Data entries
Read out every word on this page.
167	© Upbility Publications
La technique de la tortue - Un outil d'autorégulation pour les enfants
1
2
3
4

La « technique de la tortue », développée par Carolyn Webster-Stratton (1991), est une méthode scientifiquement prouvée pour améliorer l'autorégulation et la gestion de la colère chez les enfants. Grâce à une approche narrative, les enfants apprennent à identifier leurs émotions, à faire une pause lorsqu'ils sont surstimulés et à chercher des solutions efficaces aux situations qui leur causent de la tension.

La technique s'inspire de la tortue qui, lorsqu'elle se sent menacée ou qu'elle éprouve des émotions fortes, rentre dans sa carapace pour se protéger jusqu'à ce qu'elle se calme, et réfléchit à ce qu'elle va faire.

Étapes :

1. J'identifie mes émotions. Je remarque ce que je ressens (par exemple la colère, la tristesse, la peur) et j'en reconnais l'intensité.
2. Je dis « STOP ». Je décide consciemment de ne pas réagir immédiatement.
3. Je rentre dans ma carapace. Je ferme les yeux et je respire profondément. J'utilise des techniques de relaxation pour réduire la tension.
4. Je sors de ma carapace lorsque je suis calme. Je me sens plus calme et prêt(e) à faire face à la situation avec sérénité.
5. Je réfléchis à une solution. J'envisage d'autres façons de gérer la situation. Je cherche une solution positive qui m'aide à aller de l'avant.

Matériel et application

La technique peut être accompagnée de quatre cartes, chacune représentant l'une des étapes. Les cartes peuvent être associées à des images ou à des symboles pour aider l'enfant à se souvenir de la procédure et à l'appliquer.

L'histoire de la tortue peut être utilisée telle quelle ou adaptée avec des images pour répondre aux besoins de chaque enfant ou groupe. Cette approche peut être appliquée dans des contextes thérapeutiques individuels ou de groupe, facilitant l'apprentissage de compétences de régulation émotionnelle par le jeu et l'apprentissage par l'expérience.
==
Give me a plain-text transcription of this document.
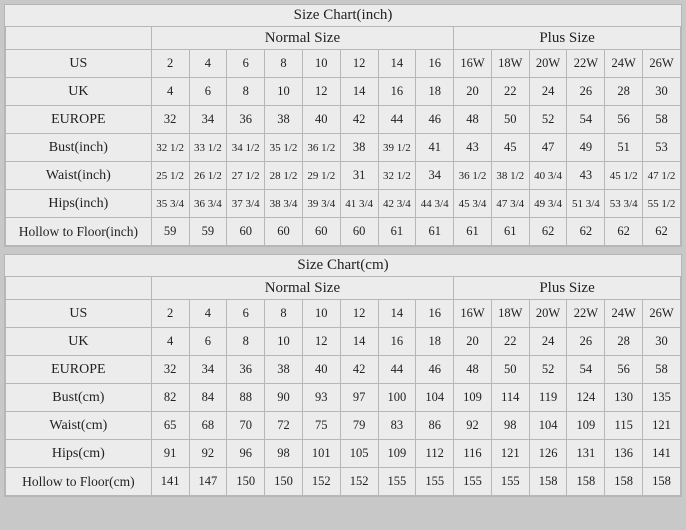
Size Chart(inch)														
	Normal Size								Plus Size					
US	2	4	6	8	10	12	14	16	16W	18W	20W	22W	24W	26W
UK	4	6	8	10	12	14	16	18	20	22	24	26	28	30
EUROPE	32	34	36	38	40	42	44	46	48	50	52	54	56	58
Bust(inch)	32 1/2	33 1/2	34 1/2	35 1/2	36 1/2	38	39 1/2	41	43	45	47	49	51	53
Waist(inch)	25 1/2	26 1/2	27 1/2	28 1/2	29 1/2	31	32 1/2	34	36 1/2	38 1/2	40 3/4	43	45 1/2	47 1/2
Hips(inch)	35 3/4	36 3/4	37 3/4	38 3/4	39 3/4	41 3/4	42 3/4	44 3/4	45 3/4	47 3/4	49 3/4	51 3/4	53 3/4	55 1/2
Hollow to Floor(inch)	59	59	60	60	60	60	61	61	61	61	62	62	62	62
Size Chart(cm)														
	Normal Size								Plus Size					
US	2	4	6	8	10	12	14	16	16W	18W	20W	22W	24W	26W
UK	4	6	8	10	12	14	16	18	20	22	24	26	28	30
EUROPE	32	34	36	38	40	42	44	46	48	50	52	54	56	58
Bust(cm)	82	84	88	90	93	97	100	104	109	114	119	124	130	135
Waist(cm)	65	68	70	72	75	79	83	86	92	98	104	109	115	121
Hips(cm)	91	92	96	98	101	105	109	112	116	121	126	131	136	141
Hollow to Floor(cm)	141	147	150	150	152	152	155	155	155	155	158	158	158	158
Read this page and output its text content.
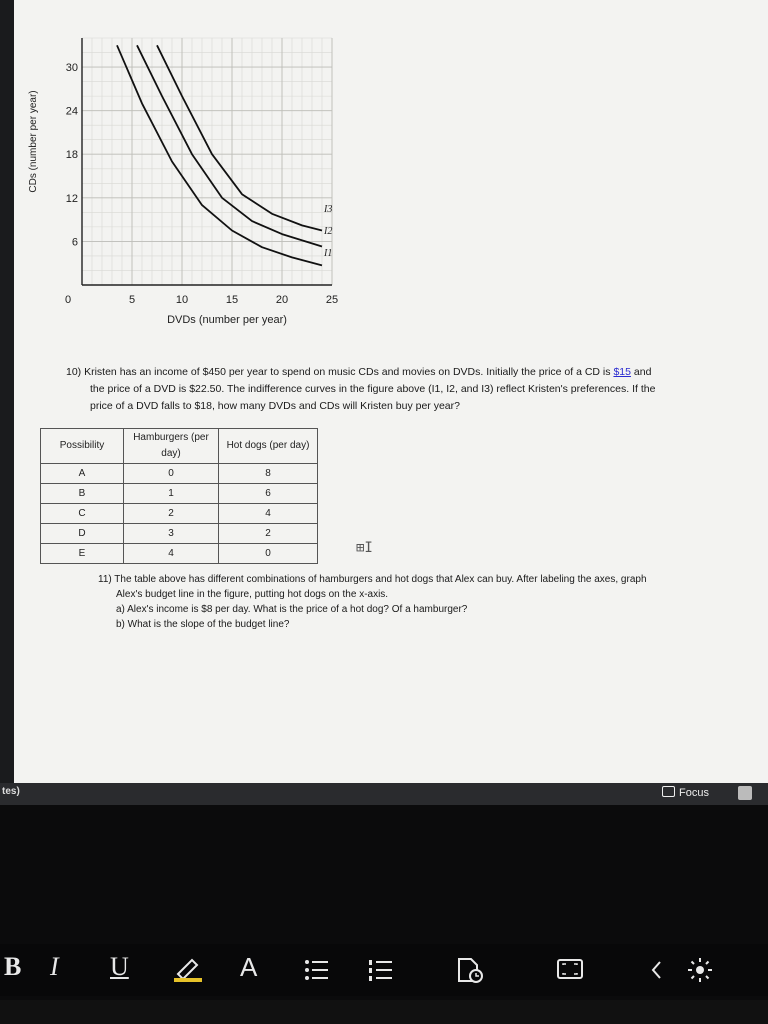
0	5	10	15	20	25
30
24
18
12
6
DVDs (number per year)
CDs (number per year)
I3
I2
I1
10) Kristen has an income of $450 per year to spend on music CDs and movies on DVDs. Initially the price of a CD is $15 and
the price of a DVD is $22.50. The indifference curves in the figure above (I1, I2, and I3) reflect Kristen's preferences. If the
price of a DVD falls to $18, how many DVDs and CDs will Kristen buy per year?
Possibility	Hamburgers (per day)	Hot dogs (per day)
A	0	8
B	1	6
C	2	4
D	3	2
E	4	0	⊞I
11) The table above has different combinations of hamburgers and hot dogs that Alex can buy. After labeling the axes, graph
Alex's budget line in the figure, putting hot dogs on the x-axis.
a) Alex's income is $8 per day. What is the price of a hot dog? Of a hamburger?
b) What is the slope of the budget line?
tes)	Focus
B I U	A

→ Written exercise:
Gather from the records above every line containing the string "page".

→ Result:
Read out every word on this page.
Read this page and output its text content.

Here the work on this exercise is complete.